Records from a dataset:
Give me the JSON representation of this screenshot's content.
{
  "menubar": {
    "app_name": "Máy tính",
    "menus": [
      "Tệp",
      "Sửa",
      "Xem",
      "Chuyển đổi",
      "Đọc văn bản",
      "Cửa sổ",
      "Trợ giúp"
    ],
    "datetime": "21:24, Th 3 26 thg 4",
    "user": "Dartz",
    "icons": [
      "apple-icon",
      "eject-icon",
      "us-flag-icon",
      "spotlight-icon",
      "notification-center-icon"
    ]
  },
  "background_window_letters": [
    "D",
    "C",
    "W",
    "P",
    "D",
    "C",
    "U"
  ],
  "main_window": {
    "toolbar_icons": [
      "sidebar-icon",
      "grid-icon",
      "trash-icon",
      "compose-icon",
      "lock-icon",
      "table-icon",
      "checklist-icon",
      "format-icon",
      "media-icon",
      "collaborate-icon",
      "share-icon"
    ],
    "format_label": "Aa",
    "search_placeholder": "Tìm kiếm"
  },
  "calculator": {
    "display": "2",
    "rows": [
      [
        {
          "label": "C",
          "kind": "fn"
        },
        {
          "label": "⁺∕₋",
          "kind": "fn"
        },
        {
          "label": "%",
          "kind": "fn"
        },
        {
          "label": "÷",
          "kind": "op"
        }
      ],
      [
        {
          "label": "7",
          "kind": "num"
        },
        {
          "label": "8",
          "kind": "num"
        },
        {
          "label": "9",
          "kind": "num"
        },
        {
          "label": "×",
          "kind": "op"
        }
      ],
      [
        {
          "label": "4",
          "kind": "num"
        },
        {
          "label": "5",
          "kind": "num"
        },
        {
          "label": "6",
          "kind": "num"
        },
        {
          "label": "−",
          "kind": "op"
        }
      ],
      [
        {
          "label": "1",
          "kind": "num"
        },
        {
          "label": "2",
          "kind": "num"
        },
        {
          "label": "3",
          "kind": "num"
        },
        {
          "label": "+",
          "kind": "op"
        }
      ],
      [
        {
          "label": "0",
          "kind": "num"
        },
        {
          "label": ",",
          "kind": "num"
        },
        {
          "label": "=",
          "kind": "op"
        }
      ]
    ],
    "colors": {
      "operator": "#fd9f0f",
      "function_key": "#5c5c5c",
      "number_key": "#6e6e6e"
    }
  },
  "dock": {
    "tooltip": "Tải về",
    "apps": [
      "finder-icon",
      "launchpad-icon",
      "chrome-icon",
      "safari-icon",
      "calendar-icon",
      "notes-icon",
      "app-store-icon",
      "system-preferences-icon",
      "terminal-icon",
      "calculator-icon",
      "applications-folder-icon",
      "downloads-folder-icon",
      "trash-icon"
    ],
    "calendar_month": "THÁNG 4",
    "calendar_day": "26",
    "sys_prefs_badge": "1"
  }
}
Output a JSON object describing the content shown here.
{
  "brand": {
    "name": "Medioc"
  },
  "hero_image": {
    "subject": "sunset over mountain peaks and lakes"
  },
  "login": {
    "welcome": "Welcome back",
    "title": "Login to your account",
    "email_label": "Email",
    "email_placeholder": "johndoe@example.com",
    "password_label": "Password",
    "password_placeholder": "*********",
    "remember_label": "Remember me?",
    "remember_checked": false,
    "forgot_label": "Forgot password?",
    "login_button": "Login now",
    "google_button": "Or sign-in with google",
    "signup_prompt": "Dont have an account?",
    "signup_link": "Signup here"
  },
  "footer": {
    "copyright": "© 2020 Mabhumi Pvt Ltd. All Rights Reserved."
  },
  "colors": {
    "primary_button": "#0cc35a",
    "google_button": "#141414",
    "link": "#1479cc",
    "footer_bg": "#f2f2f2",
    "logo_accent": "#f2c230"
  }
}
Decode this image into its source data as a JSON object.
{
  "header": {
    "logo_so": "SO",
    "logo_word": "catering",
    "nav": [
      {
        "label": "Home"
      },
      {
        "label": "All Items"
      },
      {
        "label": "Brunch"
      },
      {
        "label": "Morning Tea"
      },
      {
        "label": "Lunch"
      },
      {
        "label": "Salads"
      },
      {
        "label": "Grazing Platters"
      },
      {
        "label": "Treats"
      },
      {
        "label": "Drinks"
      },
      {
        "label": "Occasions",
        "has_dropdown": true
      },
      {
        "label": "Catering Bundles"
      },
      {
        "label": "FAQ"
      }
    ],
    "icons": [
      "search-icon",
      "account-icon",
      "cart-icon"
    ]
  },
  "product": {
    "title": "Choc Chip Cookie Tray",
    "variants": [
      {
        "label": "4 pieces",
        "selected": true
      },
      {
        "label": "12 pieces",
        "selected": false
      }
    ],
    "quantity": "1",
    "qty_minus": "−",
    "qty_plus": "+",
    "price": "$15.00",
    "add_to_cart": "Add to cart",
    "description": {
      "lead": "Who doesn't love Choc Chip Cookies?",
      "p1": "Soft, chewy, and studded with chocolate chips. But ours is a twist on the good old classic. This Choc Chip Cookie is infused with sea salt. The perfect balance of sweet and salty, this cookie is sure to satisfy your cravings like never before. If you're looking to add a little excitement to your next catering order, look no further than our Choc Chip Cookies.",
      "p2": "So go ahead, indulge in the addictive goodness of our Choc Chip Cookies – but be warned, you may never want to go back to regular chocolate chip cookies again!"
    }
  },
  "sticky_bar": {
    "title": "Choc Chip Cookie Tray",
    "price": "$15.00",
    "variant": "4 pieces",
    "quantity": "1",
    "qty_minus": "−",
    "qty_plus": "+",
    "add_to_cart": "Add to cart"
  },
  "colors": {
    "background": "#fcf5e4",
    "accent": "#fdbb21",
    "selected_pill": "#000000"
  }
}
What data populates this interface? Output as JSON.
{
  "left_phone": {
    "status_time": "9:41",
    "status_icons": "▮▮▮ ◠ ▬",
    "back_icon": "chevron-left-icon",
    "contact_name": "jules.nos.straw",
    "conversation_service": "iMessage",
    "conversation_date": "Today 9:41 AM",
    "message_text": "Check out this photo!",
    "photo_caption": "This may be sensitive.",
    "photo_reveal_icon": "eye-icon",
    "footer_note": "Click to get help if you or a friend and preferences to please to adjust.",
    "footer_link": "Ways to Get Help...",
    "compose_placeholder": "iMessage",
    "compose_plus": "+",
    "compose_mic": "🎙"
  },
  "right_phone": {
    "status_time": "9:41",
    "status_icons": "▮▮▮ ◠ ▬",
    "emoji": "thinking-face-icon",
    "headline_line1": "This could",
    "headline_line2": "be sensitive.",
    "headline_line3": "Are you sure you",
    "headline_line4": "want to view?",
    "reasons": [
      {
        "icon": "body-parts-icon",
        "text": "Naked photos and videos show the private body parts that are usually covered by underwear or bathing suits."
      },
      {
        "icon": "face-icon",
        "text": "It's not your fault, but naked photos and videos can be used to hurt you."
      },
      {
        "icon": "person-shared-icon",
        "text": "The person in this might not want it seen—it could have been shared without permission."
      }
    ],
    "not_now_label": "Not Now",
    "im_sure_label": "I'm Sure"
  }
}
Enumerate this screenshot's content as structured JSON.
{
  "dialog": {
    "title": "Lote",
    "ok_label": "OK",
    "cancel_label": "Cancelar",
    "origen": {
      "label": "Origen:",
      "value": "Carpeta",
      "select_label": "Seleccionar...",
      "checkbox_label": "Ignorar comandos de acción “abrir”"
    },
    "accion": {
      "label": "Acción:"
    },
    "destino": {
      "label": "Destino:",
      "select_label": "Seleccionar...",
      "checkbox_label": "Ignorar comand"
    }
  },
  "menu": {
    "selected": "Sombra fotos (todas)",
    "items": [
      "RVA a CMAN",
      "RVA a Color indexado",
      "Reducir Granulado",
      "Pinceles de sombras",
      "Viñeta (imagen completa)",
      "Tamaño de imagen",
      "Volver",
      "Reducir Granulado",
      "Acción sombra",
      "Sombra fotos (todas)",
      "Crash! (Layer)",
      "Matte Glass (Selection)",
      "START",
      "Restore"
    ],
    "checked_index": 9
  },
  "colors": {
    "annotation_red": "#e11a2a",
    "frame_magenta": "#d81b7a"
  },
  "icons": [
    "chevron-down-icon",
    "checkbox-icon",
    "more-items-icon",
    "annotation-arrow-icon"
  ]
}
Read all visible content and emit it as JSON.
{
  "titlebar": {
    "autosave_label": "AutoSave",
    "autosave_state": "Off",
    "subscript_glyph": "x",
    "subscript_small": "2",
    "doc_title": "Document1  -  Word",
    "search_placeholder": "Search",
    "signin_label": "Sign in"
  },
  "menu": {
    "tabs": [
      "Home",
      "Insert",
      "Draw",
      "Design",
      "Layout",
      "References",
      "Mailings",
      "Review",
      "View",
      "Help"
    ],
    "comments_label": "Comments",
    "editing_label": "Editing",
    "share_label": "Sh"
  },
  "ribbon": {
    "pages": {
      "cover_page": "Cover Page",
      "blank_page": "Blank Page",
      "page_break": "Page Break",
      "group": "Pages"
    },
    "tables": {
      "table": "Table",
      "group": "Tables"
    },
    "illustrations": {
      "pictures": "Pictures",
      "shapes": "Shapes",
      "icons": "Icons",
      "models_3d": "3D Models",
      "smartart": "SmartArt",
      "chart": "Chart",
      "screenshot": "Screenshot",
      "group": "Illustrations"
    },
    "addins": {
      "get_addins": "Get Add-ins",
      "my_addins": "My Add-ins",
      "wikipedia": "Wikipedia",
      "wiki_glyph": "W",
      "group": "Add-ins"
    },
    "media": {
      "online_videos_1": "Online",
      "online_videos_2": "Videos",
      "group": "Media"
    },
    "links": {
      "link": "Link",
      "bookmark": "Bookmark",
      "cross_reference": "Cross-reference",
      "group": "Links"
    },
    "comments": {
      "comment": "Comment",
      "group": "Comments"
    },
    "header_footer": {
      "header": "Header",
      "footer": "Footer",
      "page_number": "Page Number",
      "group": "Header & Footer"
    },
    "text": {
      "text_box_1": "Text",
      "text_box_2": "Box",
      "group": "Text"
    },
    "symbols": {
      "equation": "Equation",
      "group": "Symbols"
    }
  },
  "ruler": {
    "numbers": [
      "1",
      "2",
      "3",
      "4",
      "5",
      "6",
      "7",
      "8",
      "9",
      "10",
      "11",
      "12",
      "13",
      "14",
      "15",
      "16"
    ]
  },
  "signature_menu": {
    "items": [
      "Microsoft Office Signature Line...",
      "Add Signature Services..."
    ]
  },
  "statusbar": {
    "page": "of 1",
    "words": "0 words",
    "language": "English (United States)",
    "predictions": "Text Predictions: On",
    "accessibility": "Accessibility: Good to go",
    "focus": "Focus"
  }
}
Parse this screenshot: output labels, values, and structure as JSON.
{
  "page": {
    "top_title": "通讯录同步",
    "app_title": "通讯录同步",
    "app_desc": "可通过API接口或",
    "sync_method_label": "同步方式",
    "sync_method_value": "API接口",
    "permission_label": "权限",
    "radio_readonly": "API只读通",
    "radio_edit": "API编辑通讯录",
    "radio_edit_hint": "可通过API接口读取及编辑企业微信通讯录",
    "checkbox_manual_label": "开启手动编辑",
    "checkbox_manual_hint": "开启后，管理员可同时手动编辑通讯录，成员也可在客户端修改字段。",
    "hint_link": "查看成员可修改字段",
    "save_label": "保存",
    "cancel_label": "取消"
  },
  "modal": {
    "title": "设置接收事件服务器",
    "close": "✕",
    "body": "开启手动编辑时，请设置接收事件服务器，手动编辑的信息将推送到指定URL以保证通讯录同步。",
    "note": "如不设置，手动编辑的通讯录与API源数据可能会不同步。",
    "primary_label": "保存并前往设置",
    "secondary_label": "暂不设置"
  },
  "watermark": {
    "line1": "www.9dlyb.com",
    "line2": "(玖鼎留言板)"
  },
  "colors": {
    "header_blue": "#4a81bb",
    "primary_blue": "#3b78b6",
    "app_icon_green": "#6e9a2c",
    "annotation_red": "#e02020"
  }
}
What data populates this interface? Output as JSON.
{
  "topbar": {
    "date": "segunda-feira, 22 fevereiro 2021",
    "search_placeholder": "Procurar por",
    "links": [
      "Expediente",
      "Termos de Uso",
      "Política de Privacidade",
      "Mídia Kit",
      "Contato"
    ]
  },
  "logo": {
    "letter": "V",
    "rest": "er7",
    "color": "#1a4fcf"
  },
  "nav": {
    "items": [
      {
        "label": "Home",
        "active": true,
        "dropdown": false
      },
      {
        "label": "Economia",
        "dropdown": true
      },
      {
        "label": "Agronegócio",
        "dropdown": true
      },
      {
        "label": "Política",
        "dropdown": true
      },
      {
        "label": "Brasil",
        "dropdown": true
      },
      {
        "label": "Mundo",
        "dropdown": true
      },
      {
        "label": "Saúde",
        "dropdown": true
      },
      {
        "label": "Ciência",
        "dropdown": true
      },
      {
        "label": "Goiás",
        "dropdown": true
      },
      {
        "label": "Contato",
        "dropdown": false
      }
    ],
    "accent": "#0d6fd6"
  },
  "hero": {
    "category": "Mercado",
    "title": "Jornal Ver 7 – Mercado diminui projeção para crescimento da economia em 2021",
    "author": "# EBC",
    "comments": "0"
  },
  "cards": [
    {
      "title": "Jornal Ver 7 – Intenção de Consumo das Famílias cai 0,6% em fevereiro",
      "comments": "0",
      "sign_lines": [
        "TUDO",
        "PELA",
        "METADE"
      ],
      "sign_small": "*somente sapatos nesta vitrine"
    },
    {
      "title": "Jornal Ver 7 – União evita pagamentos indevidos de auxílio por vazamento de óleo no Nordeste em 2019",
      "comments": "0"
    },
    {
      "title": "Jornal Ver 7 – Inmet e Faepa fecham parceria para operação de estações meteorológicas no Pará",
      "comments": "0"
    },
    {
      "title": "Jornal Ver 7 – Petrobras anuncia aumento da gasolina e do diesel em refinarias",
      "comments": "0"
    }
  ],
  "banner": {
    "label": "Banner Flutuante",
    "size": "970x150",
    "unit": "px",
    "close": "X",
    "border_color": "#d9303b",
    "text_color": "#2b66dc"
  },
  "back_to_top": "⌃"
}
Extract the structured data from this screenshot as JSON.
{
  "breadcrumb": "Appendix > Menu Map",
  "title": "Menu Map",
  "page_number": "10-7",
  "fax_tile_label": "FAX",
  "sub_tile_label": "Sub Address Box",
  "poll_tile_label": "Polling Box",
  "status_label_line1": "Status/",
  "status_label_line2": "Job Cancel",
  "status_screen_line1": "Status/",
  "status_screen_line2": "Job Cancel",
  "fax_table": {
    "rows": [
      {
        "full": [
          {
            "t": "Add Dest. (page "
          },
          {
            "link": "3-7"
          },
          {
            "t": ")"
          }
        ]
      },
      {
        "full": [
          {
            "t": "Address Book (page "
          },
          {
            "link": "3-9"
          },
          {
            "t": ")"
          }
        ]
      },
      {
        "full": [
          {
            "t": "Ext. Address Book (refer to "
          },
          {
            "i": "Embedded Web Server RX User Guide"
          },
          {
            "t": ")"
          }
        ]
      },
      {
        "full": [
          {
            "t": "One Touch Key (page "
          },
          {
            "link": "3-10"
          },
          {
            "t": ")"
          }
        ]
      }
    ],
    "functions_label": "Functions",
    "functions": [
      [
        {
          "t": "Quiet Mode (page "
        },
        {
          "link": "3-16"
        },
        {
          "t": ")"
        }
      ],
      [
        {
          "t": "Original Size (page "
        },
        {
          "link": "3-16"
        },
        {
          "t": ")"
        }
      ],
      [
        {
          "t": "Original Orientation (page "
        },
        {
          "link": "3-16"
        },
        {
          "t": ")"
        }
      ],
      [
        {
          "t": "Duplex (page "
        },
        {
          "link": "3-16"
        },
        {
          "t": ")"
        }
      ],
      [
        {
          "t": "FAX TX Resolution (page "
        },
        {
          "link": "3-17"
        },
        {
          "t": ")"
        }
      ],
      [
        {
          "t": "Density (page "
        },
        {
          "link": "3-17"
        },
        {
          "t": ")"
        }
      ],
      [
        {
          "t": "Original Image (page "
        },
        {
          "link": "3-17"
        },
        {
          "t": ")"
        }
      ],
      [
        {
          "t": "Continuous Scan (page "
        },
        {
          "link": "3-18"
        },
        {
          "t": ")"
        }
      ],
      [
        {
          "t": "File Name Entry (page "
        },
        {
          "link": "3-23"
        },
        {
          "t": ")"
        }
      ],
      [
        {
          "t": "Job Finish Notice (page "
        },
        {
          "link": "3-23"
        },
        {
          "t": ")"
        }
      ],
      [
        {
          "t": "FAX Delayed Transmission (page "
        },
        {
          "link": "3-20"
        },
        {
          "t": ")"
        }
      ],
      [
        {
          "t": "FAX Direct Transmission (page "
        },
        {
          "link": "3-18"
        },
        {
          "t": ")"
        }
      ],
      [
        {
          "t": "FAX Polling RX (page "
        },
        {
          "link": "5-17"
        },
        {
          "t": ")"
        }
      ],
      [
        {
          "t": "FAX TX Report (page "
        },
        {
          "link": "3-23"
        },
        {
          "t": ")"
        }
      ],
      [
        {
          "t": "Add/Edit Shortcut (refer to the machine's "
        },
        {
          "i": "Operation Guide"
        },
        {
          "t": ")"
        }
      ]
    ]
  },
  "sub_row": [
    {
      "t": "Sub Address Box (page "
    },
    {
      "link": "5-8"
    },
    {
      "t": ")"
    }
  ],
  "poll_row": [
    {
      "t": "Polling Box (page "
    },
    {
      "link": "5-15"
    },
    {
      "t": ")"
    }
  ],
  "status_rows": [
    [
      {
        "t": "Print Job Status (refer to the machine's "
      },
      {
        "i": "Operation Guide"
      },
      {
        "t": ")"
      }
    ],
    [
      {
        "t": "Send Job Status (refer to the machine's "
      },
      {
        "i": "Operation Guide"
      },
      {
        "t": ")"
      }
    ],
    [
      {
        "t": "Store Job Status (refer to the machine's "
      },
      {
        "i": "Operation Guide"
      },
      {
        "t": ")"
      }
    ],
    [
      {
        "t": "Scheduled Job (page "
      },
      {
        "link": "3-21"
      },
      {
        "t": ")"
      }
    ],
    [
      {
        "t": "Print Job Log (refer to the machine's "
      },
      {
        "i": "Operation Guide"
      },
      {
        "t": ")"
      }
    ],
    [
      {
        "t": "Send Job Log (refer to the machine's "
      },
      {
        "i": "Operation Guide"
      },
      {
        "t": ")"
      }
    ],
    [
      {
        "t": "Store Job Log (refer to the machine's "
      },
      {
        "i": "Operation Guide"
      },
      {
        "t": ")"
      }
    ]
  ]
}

Objective: A line counts if it holds the word "shared". Work out how many lines in the listing count, and give only that number.

Full solution: 2